Copy out each line of the material below that holds the string "have".

################

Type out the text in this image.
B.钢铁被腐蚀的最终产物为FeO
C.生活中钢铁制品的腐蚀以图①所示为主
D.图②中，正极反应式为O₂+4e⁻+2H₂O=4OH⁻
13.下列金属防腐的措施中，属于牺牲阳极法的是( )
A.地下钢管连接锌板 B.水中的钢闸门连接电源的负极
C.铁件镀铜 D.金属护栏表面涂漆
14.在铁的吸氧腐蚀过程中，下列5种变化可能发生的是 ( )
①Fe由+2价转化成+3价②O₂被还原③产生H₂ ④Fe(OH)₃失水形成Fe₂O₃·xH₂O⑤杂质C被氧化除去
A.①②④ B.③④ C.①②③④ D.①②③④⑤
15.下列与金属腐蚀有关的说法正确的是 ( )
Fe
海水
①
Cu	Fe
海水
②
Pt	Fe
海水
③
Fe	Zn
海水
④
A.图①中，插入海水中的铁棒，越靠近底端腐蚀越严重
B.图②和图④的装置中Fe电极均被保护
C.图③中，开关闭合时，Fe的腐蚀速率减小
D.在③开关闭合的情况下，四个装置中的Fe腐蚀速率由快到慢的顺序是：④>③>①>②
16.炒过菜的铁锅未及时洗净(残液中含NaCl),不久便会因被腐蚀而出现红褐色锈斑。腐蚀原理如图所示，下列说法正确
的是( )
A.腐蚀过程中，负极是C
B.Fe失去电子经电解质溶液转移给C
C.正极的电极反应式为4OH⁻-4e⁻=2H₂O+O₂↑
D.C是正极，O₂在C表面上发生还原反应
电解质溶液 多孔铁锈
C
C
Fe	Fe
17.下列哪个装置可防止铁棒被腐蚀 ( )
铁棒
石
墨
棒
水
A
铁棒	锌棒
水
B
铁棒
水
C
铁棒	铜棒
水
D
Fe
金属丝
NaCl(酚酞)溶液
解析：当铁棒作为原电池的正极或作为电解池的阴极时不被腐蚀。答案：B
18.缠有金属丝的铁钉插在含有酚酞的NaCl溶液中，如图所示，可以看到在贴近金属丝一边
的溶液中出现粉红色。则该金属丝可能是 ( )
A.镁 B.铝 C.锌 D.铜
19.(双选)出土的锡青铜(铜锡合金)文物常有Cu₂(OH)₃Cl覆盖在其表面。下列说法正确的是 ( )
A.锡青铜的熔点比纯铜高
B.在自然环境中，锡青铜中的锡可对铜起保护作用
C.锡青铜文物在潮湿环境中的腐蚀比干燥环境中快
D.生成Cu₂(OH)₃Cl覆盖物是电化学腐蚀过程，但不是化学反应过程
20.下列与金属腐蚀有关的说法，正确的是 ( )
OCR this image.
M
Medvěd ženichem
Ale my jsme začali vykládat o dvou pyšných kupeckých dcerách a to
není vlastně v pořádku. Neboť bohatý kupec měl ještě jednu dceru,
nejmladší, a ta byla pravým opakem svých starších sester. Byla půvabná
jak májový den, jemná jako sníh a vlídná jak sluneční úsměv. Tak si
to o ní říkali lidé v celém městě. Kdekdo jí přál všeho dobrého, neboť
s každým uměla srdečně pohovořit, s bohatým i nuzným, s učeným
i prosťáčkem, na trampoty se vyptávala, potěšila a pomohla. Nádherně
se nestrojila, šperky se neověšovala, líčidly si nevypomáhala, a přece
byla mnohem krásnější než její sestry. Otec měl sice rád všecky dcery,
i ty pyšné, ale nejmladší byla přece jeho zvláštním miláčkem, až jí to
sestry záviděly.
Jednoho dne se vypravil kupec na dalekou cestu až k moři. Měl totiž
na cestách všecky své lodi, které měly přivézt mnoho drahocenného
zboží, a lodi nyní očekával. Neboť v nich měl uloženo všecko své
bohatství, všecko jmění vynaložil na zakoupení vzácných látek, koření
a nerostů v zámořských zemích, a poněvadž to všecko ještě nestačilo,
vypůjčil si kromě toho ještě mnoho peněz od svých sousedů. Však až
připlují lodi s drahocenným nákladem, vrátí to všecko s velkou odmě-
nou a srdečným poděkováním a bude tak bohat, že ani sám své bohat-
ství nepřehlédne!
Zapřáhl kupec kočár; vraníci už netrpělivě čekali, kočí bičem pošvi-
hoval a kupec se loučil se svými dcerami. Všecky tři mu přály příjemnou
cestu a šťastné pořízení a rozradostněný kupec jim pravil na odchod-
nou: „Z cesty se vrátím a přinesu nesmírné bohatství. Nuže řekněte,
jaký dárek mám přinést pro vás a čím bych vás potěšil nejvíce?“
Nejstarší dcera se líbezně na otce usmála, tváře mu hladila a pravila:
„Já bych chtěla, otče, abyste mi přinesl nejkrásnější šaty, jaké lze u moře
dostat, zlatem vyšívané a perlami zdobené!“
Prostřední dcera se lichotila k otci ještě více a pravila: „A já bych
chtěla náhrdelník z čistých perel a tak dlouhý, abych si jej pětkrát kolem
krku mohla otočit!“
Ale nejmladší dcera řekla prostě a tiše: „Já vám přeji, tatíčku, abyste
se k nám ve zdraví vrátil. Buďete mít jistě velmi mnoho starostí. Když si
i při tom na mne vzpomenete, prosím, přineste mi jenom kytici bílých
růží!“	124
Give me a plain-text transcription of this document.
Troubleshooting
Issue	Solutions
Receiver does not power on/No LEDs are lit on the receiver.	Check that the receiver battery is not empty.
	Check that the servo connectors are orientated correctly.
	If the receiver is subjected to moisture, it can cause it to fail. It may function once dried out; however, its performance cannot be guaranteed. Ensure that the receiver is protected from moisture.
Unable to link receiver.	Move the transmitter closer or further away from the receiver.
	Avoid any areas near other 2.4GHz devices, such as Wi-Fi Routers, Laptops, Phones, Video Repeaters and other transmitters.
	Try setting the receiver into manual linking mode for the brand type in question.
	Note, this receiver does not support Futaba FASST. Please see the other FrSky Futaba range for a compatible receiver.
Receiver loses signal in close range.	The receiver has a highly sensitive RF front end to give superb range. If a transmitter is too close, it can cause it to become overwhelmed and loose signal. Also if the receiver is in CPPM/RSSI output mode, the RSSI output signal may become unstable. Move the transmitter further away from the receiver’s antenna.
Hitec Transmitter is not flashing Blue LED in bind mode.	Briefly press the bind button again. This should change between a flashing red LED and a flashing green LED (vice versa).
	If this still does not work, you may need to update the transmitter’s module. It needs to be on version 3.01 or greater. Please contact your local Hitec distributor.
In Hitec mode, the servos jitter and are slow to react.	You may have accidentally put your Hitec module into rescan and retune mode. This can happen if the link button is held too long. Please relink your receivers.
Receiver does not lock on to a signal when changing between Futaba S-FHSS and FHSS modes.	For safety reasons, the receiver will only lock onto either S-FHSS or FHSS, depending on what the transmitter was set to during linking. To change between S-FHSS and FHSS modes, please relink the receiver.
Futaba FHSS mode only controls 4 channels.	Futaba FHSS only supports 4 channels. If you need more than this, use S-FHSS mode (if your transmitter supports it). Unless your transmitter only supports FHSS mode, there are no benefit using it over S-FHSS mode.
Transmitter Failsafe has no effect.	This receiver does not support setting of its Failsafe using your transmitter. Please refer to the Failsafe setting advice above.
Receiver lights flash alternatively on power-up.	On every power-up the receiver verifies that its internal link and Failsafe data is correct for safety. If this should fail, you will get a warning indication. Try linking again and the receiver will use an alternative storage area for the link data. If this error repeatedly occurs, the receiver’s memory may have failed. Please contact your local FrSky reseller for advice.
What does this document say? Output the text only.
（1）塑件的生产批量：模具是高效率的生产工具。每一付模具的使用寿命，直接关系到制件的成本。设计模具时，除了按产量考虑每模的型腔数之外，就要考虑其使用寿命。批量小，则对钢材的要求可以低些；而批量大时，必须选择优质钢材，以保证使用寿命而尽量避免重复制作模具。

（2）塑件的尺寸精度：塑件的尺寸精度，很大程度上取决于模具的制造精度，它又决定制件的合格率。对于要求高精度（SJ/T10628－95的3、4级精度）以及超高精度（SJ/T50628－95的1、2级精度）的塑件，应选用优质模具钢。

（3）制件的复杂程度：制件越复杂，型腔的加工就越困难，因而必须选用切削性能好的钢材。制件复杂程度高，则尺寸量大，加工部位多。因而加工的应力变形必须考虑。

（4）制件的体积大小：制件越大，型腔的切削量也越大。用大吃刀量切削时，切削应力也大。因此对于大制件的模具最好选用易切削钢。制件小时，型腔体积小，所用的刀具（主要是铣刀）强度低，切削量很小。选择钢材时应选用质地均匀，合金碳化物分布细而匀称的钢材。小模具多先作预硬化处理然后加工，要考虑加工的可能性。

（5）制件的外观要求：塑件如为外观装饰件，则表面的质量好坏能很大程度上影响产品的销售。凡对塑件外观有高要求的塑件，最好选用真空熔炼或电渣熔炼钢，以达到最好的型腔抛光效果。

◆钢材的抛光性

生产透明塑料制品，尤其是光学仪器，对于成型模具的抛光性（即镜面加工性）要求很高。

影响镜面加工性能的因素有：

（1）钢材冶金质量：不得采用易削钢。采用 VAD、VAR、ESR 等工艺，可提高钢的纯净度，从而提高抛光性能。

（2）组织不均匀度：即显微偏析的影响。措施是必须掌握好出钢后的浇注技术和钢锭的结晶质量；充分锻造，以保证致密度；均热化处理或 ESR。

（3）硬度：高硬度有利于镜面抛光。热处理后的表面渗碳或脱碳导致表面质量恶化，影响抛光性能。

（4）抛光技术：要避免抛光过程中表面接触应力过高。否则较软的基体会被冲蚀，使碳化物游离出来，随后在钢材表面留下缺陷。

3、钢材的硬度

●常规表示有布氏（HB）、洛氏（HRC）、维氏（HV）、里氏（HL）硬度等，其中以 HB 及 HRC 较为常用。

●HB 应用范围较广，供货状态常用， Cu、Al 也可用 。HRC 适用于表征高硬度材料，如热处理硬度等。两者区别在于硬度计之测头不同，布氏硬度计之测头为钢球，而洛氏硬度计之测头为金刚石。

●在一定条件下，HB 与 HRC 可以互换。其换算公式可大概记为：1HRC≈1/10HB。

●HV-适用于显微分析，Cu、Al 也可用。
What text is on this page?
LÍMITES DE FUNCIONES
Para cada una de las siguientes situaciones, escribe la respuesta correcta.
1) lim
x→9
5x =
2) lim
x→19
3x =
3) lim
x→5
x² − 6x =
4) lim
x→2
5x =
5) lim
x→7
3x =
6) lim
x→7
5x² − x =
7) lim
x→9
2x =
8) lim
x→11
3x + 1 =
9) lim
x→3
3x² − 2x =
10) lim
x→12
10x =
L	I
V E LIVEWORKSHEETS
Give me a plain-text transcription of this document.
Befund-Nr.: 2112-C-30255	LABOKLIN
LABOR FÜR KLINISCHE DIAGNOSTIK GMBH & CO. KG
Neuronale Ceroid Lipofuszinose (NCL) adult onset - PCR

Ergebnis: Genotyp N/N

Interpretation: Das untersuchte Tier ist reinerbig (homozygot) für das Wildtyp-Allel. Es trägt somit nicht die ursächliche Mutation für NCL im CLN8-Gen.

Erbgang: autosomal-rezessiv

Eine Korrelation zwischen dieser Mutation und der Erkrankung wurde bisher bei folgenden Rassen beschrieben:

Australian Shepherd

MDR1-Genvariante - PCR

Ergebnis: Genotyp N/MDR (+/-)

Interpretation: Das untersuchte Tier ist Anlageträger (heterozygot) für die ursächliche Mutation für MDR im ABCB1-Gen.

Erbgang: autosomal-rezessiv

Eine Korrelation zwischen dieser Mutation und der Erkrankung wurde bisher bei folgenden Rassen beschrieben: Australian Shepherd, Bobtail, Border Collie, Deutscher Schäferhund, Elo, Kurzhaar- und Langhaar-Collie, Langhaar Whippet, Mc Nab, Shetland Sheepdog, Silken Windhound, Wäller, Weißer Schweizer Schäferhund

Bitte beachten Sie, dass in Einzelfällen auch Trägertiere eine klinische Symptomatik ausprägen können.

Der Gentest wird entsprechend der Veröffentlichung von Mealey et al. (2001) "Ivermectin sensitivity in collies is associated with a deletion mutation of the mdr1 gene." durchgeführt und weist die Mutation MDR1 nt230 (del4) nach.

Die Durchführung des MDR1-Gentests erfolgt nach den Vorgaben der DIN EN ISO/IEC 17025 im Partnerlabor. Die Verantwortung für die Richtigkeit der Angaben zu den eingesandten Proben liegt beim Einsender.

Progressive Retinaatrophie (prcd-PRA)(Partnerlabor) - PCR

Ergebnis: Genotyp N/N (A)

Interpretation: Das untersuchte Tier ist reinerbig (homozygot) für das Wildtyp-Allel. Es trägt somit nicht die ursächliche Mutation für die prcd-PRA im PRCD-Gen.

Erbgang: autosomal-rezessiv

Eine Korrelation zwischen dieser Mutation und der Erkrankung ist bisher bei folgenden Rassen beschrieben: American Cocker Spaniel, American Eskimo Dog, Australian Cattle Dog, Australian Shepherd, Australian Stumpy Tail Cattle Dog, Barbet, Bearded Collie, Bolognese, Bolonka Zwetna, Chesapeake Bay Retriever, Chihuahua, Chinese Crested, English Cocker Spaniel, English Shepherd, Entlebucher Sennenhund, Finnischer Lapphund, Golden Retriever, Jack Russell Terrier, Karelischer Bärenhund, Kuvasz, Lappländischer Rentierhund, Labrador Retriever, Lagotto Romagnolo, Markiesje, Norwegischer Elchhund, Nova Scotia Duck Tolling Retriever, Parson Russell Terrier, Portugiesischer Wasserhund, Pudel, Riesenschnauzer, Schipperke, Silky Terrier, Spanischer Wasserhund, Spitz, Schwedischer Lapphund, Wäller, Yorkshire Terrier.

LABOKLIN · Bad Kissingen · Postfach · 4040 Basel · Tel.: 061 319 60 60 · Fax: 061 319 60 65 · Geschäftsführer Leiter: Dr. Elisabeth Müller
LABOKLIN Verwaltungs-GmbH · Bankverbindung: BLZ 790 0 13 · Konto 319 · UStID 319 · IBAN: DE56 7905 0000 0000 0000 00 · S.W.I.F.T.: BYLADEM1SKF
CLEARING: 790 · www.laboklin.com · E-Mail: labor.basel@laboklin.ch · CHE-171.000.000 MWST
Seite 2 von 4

################

**RESULT OF THIS EXERCISE**
In Hitec mode, the servos jitter and are slow to react.	You may have accidentally put your Hitec module into rescan and retune mode. This can happen if the link button is held too long. Please relink your receivers.
Receiver lights flash alternatively on power-up.	On every power-up the receiver verifies that its internal link and Failsafe data is correct for safety. If this should fail, you will get a warning indication. Try linking again and the receiver will use an alternative storage area for the link data. If this error repeatedly occurs, the receiver’s memory may have failed. Please contact your local FrSky reseller for advice.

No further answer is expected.